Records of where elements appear
((

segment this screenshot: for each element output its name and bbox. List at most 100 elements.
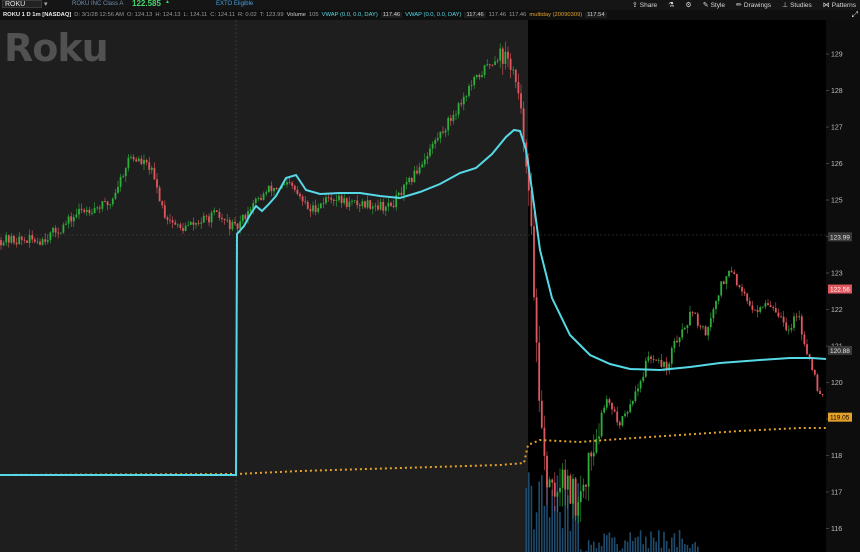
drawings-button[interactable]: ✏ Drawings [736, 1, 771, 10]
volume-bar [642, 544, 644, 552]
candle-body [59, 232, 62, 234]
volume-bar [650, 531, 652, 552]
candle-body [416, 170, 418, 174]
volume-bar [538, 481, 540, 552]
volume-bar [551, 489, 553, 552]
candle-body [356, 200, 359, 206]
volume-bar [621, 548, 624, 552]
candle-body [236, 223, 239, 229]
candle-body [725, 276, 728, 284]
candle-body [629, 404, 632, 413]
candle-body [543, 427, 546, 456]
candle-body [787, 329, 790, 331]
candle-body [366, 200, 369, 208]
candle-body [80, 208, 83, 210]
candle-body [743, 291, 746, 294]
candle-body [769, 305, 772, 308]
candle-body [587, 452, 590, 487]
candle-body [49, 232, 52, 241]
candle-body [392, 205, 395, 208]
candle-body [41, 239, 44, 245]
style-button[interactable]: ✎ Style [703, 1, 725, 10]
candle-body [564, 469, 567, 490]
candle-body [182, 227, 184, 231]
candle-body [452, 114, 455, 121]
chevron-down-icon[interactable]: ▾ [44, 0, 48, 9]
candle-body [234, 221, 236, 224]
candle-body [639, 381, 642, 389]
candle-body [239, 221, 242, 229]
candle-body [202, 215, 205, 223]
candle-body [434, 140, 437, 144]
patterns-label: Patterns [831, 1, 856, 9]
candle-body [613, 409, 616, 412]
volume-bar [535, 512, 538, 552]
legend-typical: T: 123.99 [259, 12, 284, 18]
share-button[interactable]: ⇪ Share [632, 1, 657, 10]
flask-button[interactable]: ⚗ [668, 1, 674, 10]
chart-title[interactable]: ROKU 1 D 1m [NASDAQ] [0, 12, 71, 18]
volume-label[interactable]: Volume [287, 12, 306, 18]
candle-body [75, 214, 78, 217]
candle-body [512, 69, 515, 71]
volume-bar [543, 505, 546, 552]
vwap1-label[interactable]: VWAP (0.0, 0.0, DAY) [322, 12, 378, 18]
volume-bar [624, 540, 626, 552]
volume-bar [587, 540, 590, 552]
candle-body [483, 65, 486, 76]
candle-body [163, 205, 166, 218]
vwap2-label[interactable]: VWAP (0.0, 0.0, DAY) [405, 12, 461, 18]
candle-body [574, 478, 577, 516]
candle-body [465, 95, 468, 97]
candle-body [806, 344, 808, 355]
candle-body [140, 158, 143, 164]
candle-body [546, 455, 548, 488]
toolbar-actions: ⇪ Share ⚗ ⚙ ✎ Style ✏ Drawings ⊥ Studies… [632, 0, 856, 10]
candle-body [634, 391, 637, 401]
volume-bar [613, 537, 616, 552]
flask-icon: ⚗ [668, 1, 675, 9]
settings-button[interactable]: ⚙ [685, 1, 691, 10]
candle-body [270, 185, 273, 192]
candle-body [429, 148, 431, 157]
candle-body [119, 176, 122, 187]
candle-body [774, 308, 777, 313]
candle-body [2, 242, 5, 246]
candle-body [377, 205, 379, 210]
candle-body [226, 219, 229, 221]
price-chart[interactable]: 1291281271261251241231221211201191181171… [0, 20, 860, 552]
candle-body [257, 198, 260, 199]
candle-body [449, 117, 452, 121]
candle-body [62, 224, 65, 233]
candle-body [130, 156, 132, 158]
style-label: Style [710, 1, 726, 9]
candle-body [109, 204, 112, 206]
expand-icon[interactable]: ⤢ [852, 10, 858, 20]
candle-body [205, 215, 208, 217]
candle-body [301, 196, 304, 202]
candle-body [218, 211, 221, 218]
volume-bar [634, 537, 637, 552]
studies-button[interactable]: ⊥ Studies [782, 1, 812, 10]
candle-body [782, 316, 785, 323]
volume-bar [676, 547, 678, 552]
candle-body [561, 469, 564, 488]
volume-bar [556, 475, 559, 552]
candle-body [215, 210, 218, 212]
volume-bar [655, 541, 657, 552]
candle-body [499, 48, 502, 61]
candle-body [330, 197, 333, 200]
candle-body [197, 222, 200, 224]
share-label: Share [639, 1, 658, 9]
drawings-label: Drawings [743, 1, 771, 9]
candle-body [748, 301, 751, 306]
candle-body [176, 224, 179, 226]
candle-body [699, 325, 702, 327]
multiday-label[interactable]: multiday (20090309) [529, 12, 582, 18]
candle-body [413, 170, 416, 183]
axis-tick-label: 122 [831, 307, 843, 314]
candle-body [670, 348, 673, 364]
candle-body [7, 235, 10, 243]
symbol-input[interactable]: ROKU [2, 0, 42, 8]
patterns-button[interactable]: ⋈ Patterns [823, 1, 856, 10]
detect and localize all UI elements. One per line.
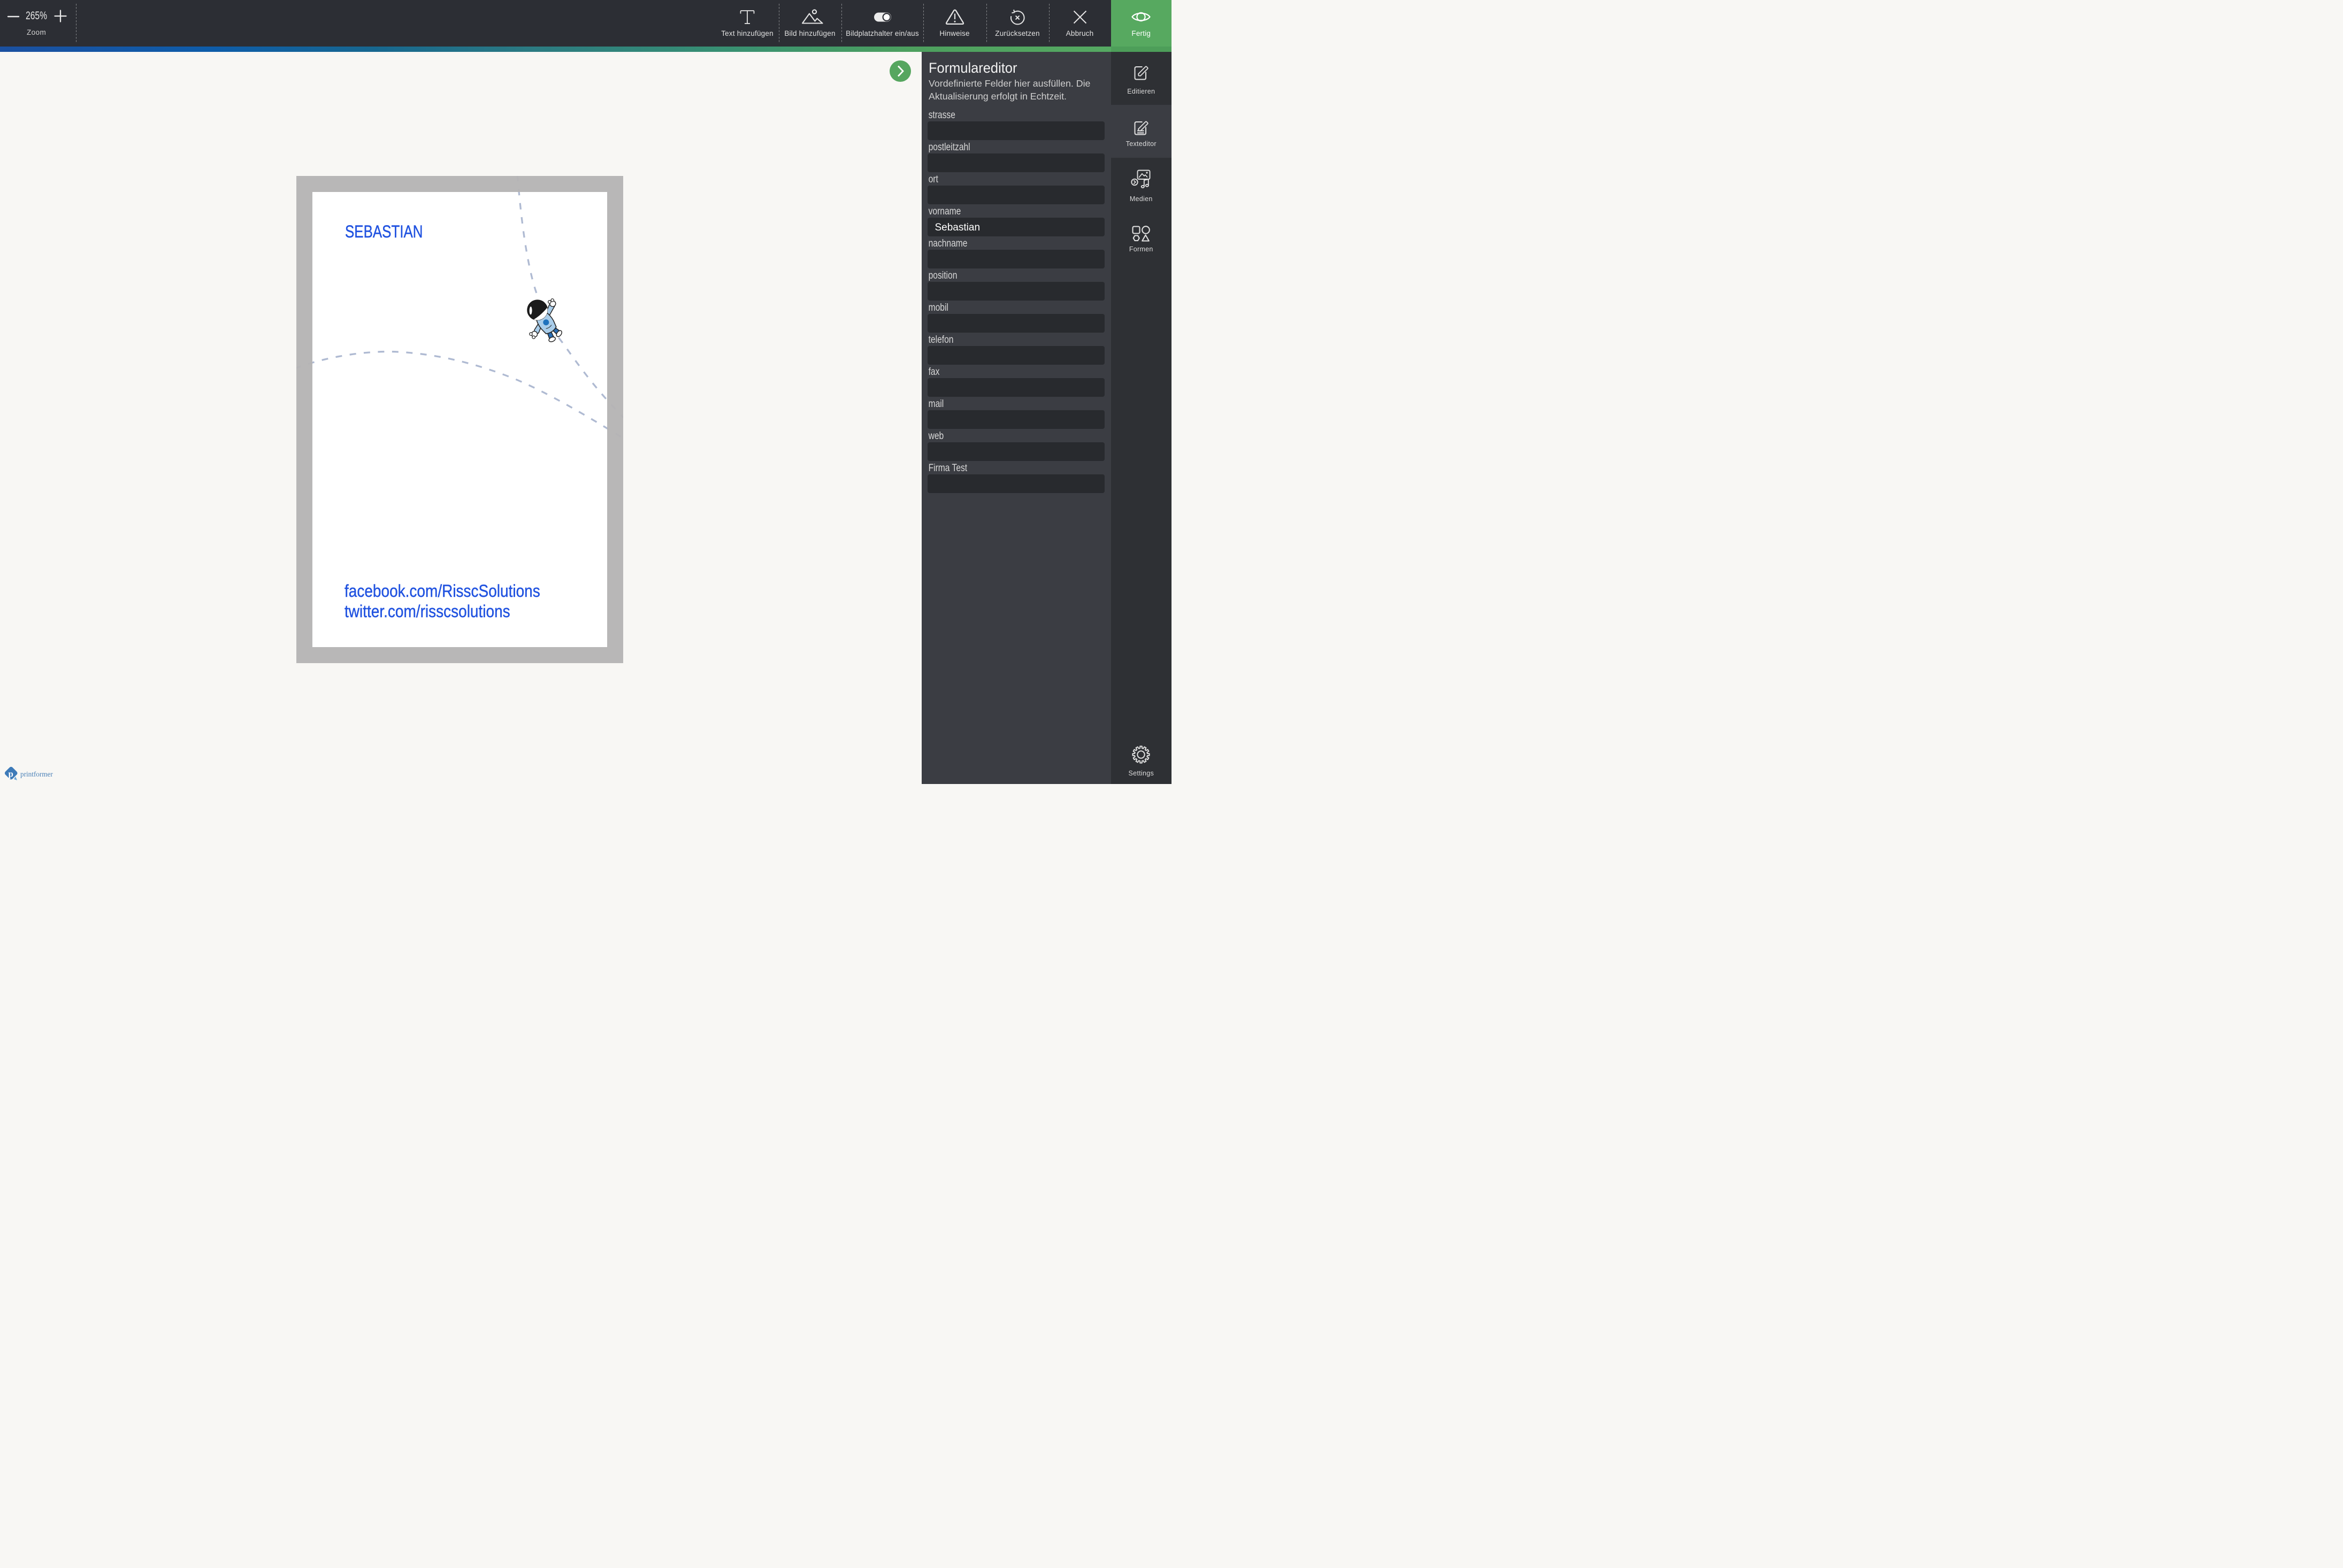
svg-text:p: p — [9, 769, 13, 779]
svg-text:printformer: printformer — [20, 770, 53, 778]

))
((

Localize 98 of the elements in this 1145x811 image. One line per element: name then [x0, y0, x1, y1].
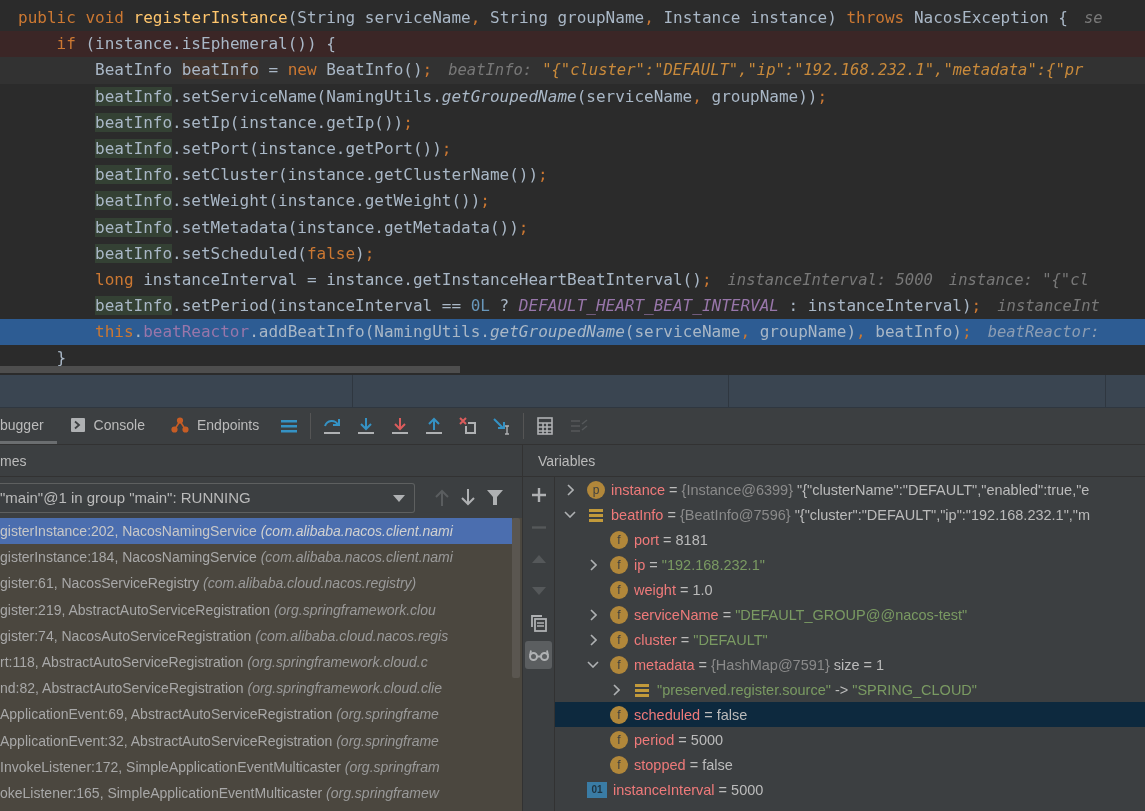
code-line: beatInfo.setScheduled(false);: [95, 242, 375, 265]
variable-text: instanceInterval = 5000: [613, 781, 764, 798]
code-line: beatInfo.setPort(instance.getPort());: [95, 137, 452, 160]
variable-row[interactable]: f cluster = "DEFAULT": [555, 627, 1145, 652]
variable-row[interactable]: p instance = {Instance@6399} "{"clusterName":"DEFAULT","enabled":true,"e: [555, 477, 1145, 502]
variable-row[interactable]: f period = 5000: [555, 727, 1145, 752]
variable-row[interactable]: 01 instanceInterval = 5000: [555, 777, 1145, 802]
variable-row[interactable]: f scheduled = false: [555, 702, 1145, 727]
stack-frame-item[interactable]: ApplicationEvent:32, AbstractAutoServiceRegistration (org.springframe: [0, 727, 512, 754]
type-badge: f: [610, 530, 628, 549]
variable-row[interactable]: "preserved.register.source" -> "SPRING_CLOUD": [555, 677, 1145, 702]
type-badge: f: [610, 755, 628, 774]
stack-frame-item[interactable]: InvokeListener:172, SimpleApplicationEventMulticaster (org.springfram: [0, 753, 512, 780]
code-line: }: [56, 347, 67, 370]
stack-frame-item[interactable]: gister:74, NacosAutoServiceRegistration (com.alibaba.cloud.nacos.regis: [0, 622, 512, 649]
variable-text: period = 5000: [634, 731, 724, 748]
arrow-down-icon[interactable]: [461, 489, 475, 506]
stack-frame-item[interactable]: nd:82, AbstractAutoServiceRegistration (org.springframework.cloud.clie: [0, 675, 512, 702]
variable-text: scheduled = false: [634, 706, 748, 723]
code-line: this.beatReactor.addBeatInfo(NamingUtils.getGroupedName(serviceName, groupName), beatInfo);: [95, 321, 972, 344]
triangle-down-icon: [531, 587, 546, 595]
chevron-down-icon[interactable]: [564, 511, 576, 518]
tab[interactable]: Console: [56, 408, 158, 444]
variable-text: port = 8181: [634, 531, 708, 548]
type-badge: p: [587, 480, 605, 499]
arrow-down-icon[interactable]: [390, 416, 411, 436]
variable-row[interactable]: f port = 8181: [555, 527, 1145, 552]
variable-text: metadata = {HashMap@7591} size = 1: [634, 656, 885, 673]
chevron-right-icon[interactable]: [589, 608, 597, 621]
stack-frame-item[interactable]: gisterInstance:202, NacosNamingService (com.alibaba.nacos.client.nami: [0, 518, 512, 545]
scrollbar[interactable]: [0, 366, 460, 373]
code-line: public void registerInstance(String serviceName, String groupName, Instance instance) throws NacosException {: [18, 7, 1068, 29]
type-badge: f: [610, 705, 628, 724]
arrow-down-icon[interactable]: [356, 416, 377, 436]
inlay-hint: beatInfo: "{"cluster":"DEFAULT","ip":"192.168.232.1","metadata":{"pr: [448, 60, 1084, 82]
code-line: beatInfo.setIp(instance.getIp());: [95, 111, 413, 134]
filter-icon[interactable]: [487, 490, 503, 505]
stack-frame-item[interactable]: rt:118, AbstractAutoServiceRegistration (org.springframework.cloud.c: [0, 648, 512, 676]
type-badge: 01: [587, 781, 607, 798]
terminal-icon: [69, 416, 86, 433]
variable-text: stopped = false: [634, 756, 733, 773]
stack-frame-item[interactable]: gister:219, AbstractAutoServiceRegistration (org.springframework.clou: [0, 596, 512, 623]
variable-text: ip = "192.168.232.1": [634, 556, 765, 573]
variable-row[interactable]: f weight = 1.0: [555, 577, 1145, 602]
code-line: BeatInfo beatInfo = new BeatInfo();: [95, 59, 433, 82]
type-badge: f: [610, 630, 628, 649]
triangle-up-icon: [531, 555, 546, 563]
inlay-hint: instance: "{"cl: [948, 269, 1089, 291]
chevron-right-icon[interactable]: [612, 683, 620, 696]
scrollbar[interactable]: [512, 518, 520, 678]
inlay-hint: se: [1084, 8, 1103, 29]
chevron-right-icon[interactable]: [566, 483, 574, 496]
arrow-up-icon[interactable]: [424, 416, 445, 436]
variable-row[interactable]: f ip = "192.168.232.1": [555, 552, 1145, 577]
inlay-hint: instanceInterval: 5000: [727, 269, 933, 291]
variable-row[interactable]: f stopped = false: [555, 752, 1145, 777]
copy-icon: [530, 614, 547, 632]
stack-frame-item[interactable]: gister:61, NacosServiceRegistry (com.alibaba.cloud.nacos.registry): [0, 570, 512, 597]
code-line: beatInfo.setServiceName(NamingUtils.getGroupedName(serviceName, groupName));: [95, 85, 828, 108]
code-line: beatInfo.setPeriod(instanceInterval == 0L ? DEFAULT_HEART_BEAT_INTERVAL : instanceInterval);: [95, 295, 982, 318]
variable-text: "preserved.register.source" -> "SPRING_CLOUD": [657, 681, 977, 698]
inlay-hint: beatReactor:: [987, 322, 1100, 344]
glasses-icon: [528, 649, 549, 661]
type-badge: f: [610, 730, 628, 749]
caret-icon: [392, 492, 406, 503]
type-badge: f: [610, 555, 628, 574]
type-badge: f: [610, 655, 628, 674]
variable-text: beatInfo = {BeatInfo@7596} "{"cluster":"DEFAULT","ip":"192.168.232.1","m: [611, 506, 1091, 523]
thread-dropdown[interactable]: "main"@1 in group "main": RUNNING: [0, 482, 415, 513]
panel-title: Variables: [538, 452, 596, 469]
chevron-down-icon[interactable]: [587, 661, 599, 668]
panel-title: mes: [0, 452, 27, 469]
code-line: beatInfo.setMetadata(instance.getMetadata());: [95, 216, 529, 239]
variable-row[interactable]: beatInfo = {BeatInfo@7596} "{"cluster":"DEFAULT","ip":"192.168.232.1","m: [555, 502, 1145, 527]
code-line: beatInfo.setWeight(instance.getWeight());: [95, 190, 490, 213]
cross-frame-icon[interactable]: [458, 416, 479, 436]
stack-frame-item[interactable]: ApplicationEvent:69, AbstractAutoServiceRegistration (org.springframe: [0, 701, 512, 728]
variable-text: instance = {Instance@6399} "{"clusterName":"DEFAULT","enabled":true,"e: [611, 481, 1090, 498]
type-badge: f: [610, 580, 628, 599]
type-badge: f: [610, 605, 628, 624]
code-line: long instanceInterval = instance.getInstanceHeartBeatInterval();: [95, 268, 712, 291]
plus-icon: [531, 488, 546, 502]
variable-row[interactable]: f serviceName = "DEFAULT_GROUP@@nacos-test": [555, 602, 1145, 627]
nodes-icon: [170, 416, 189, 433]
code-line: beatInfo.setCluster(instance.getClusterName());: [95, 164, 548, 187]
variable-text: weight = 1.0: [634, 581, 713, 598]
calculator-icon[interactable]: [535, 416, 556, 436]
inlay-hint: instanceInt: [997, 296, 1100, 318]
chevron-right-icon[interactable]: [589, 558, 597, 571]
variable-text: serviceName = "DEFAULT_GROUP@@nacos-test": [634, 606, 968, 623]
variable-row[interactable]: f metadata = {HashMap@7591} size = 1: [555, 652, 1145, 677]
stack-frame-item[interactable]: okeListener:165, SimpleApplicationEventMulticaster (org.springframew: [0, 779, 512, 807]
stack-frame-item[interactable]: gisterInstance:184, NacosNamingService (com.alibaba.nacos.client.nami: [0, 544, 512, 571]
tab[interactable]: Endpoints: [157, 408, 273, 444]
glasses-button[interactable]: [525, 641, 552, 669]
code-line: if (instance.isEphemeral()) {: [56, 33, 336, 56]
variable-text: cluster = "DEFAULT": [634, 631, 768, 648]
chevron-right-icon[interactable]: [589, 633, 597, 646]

))

§ **AIM OF THE TASK**: Please reproduce the lines of the material verbatim, starting at the line that contains "svg-text:p: p — [9, 769, 13, 779]" and ending at the line that contains "svg-text:printformer: printformer —".

§ **RESULT FOR THIS TASK**:
svg-text:p: p — [9, 769, 13, 779]
svg-text:printformer: printformer — [20, 770, 53, 778]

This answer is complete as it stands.